**What to do:** Set down the full listing exactly, character for character.

Figure dataset records:
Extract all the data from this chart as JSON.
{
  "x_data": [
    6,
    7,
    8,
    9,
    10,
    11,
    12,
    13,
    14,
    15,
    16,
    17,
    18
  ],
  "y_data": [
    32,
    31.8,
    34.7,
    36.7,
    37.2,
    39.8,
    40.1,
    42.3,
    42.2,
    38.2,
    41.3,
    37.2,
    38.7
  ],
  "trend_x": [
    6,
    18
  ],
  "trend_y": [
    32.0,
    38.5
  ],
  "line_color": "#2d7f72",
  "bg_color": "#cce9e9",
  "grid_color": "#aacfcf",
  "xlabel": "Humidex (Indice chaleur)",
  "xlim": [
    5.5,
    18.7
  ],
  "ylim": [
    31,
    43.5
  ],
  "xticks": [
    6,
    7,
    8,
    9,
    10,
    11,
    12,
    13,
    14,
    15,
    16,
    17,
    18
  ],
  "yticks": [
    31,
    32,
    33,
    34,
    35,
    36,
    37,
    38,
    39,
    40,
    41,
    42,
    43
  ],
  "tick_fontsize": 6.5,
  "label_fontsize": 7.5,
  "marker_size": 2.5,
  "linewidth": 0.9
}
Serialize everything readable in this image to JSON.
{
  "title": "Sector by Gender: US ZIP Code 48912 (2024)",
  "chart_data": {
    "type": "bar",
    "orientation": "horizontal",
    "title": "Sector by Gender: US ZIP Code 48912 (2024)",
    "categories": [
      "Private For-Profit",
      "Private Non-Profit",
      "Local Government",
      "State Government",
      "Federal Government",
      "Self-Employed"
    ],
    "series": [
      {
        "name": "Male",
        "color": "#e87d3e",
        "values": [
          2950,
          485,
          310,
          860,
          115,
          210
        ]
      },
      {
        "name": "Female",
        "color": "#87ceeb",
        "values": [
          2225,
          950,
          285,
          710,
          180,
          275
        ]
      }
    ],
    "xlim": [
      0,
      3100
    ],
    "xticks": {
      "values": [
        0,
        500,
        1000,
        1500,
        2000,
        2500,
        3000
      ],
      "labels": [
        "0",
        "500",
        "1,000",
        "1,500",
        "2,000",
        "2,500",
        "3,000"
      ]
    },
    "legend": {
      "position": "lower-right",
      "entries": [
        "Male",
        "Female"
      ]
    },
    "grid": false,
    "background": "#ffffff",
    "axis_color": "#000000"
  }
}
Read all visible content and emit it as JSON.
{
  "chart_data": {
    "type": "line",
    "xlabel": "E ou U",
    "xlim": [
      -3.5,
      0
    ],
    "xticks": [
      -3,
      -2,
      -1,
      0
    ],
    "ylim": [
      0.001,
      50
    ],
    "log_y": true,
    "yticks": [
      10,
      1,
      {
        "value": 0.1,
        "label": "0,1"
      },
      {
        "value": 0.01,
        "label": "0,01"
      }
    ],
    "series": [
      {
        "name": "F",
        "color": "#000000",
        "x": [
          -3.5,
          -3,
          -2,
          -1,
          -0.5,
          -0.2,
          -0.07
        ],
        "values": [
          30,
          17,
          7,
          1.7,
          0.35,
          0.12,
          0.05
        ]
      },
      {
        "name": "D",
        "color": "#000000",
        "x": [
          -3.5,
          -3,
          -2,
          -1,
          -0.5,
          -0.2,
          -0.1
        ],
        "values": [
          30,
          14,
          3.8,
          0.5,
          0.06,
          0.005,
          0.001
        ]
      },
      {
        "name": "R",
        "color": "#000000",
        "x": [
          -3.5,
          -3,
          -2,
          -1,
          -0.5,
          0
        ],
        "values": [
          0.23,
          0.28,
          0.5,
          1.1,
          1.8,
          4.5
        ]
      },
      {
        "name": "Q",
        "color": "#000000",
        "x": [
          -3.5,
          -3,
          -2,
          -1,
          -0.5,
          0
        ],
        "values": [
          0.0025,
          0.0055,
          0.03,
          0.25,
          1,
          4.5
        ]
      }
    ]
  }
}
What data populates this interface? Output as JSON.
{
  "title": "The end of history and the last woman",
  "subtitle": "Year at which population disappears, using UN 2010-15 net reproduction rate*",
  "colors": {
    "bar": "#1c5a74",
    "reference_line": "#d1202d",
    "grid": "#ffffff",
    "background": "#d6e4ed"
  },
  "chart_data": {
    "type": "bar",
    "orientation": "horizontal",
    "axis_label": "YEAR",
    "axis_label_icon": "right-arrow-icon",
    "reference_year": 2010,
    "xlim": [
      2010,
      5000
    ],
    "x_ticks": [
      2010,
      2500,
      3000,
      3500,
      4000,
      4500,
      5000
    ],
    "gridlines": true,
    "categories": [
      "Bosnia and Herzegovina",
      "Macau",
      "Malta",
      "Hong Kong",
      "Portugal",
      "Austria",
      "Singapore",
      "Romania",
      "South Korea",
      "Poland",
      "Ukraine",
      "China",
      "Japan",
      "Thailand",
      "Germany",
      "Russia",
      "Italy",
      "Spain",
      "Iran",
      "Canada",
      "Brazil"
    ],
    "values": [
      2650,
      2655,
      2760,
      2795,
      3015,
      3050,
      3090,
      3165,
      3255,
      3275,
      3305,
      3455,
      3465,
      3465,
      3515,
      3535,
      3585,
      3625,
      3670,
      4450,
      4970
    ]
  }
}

**Complete response:**
Extract all the data from this chart as JSON.
{
  "x_data": [
    6,
    7,
    8,
    9,
    10,
    11,
    12,
    13,
    14,
    15,
    16,
    17,
    18
  ],
  "y_data": [
    32,
    31.8,
    34.7,
    36.7,
    37.2,
    39.8,
    40.1,
    42.3,
    42.2,
    38.2,
    41.3,
    37.2,
    38.7
  ],
  "trend_x": [
    6,
    18
  ],
  "trend_y": [
    32.0,
    38.5
  ],
  "line_color": "#2d7f72",
  "bg_color": "#cce9e9",
  "grid_color": "#aacfcf",
  "xlabel": "Humidex (Indice chaleur)",
  "xlim": [
    5.5,
    18.7
  ],
  "ylim": [
    31,
    43.5
  ],
  "xticks": [
    6,
    7,
    8,
    9,
    10,
    11,
    12,
    13,
    14,
    15,
    16,
    17,
    18
  ],
  "yticks": [
    31,
    32,
    33,
    34,
    35,
    36,
    37,
    38,
    39,
    40,
    41,
    42,
    43
  ],
  "tick_fontsize": 6.5,
  "label_fontsize": 7.5,
  "marker_size": 2.5,
  "linewidth": 0.9
}
Serialize everything readable in this image to JSON.
{
  "title": "Sector by Gender: US ZIP Code 48912 (2024)",
  "chart_data": {
    "type": "bar",
    "orientation": "horizontal",
    "title": "Sector by Gender: US ZIP Code 48912 (2024)",
    "categories": [
      "Private For-Profit",
      "Private Non-Profit",
      "Local Government",
      "State Government",
      "Federal Government",
      "Self-Employed"
    ],
    "series": [
      {
        "name": "Male",
        "color": "#e87d3e",
        "values": [
          2950,
          485,
          310,
          860,
          115,
          210
        ]
      },
      {
        "name": "Female",
        "color": "#87ceeb",
        "values": [
          2225,
          950,
          285,
          710,
          180,
          275
        ]
      }
    ],
    "xlim": [
      0,
      3100
    ],
    "xticks": {
      "values": [
        0,
        500,
        1000,
        1500,
        2000,
        2500,
        3000
      ],
      "labels": [
        "0",
        "500",
        "1,000",
        "1,500",
        "2,000",
        "2,500",
        "3,000"
      ]
    },
    "legend": {
      "position": "lower-right",
      "entries": [
        "Male",
        "Female"
      ]
    },
    "grid": false,
    "background": "#ffffff",
    "axis_color": "#000000"
  }
}
Read all visible content and emit it as JSON.
{
  "chart_data": {
    "type": "line",
    "xlabel": "E ou U",
    "xlim": [
      -3.5,
      0
    ],
    "xticks": [
      -3,
      -2,
      -1,
      0
    ],
    "ylim": [
      0.001,
      50
    ],
    "log_y": true,
    "yticks": [
      10,
      1,
      {
        "value": 0.1,
        "label": "0,1"
      },
      {
        "value": 0.01,
        "label": "0,01"
      }
    ],
    "series": [
      {
        "name": "F",
        "color": "#000000",
        "x": [
          -3.5,
          -3,
          -2,
          -1,
          -0.5,
          -0.2,
          -0.07
        ],
        "values": [
          30,
          17,
          7,
          1.7,
          0.35,
          0.12,
          0.05
        ]
      },
      {
        "name": "D",
        "color": "#000000",
        "x": [
          -3.5,
          -3,
          -2,
          -1,
          -0.5,
          -0.2,
          -0.1
        ],
        "values": [
          30,
          14,
          3.8,
          0.5,
          0.06,
          0.005,
          0.001
        ]
      },
      {
        "name": "R",
        "color": "#000000",
        "x": [
          -3.5,
          -3,
          -2,
          -1,
          -0.5,
          0
        ],
        "values": [
          0.23,
          0.28,
          0.5,
          1.1,
          1.8,
          4.5
        ]
      },
      {
        "name": "Q",
        "color": "#000000",
        "x": [
          -3.5,
          -3,
          -2,
          -1,
          -0.5,
          0
        ],
        "values": [
          0.0025,
          0.0055,
          0.03,
          0.25,
          1,
          4.5
        ]
      }
    ]
  }
}
What data populates this interface? Output as JSON.
{
  "title": "The end of history and the last woman",
  "subtitle": "Year at which population disappears, using UN 2010-15 net reproduction rate*",
  "colors": {
    "bar": "#1c5a74",
    "reference_line": "#d1202d",
    "grid": "#ffffff",
    "background": "#d6e4ed"
  },
  "chart_data": {
    "type": "bar",
    "orientation": "horizontal",
    "axis_label": "YEAR",
    "axis_label_icon": "right-arrow-icon",
    "reference_year": 2010,
    "xlim": [
      2010,
      5000
    ],
    "x_ticks": [
      2010,
      2500,
      3000,
      3500,
      4000,
      4500,
      5000
    ],
    "gridlines": true,
    "categories": [
      "Bosnia and Herzegovina",
      "Macau",
      "Malta",
      "Hong Kong",
      "Portugal",
      "Austria",
      "Singapore",
      "Romania",
      "South Korea",
      "Poland",
      "Ukraine",
      "China",
      "Japan",
      "Thailand",
      "Germany",
      "Russia",
      "Italy",
      "Spain",
      "Iran",
      "Canada",
      "Brazil"
    ],
    "values": [
      2650,
      2655,
      2760,
      2795,
      3015,
      3050,
      3090,
      3165,
      3255,
      3275,
      3305,
      3455,
      3465,
      3465,
      3515,
      3535,
      3585,
      3625,
      3670,
      4450,
      4970
    ]
  }
}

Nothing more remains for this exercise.